Set task:
Scan the lines below; pull out those with "pelo".

[Recorded data]
+++

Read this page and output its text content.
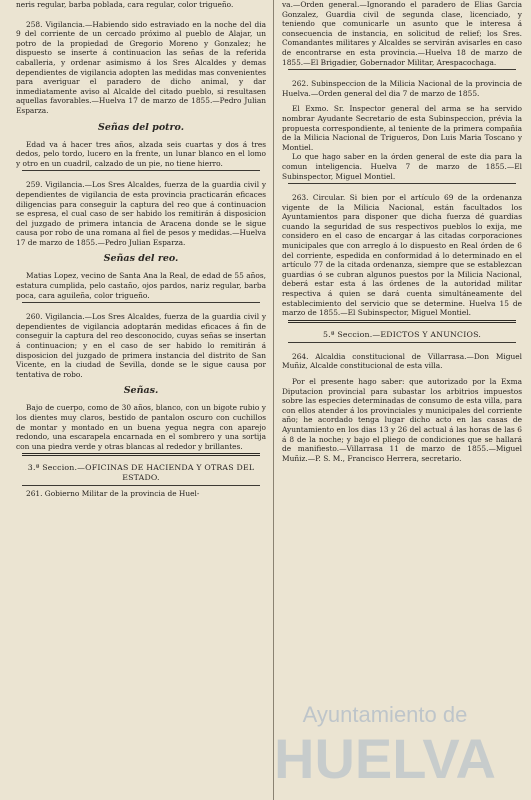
neris regular, barba poblada, cara regular, color trigueño.

258. Vigilancia.—Habiendo sido estraviado en la noche del dia 9 del corriente de un cercado próximo al pueblo de Alajar, un potro de la propiedad de Gregorio Moreno y Gonzalez; he dispuesto se inserte á continuacion las señas de la referida caballeria, y ordenar asimismo á los Sres Alcaldes y demas dependientes de vigilancia adopten las medidas mas convenientes para averiguar el paradero de dicho animal, y dar inmediatamente aviso al Alcalde del citado pueblo, si resultasen aquellas favorables.—Huelva 17 de marzo de 1855.—Pedro Julian Esparza.

Señas del potro.

Edad va á hacer tres años, alzada seis cuartas y dos á tres dedos, pelo tordo, lucero en la frente, un lunar blanco en el lomo y otro en un cuadril, calzado de un pie, no tiene hierro.

259. Vigilancia.—Los Sres Alcaldes, fuerza de la guardia civil y dependientes de vigilancia de esta provincia practicarán eficaces diligencias para conseguir la captura del reo que á continuacion se espresa, el cual caso de ser habido los remitirán á disposicion del juzgado de primera intancia de Aracena donde se le sigue causa por robo de una romana al fiel de pesos y medidas.—Huelva 17 de marzo de 1855.—Pedro Julian Esparza.

Señas del reo.

Matias Lopez, vecino de Santa Ana la Real, de edad de 55 años, estatura cumplida, pelo castaño, ojos pardos, nariz regular, barba poca, cara aguileña, color trigueño.

260. Vigilancia.—Los Sres Alcaldes, fuerza de la guardia civil y dependientes de vigilancia adoptarán medidas eficaces á fin de conseguir la captura del reo desconocido, cuyas señas se insertan á continuacion; y en el caso de ser habido lo remitirán á disposicion del juzgado de primera instancia del distrito de San Vicente, en la ciudad de Sevilla, donde se le sigue causa por tentativa de robo.

Señas.

Bajo de cuerpo, como de 30 años, blanco, con un bigote rubio y los dientes muy claros, bestido de pantalon oscuro con cuchillos de montar y montado en un buena yegua negra con aparejo redondo, una escarapela encarnada en el sombrero y una sortija con una piedra verde y otras blancas al rededor y brillantes.

3.ª Seccion.—OFICINAS DE HACIENDA Y OTRAS DEL ESTADO.

261. Gobierno Militar de la provincia de Huel-

va.—Orden general.—Ignorando el paradero de Elias Garcia Gonzalez, Guardia civil de segunda clase, licenciado, y teniendo que comunicarle un asunto que le interesa á consecuencia de instancia, en solicitud de relief; los Sres. Comandantes militares y Alcaldes se servirán avisarles en caso de encontrarse en esta provincia.—Huelva 18 de marzo de 1855.—El Brigadier, Gobernador Militar, Arespacochaga.

262. Subinspeccion de la Milicia Nacional de la provincia de Huelva.—Orden general del dia 7 de marzo de 1855.

El Exmo. Sr. Inspector general del arma se ha servido nombrar Ayudante Secretario de esta Subinspeccion, prévia la propuesta correspondiente, al teniente de la primera compañia de la Milicia Nacional de Trigueros, Don Luis Maria Toscano y Montiel.

Lo que hago saber en la órden general de este dia para la comun inteligencia. Huelva 7 de marzo de 1855.—El Subinspector, Miguel Montiel.

263. Circular. Si bien por el artículo 69 de la ordenanza vigente de la Milicia Nacional, están facultados los Ayuntamientos para disponer que dicha fuerza dé guardias cuando la seguridad de sus respectivos pueblos lo exija, me considero en el caso de encargar á las citadas corporaciones municipales que con arreglo á lo dispuesto en Real órden de 6 del corriente, espedida en conformidad á lo determinado en el artículo 77 de la citada ordenanza, siempre que se establezcan guardias ó se cubran algunos puestos por la Milicia Nacional, deberá estar esta á las órdenes de la autoridad militar respectiva á quien se dará cuenta simultáneamente del establecimiento del servicio que se determine. Huelva 15 de marzo de 1855.—El Subinspector, Miguel Montiel.

5.ª Seccion.—EDICTOS Y ANUNCIOS.

264. Alcaldia constitucional de Villarrasa.—Don Miguel Muñiz, Alcalde constitucional de esta villa.

Por el presente hago saber: que autorizado por la Exma Diputacion provincial para subastar los arbitrios impuestos sobre las especies determinadas de consumo de esta villa, para con ellos atender á los provinciales y municipales del corriente año; he acordado tenga lugar dicho acto en las casas de Ayuntamiento en los dias 13 y 26 del actual á las horas de las 6 á 8 de la noche; y bajo el pliego de condiciones que se hallará de manifiesto.—Villarrasa 11 de marzo de 1855.—Miguel Muñiz.—P. S. M., Francisco Herrera, secretario.

Ayuntamiento de
HUELVA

+++

Reply to the exercise:
Edad va á hacer tres años, alzada seis cuartas y dos á tres dedos, pelo tordo, lucero en la frente, un lunar blanco en el lomo y otro en un cuadril, calzado de un pie, no tiene hierro.
Matias Lopez, vecino de Santa Ana la Real, de edad de 55 años, estatura cumplida, pelo castaño, ojos pardos, nariz regular, barba poca, cara aguileña, color trigueño.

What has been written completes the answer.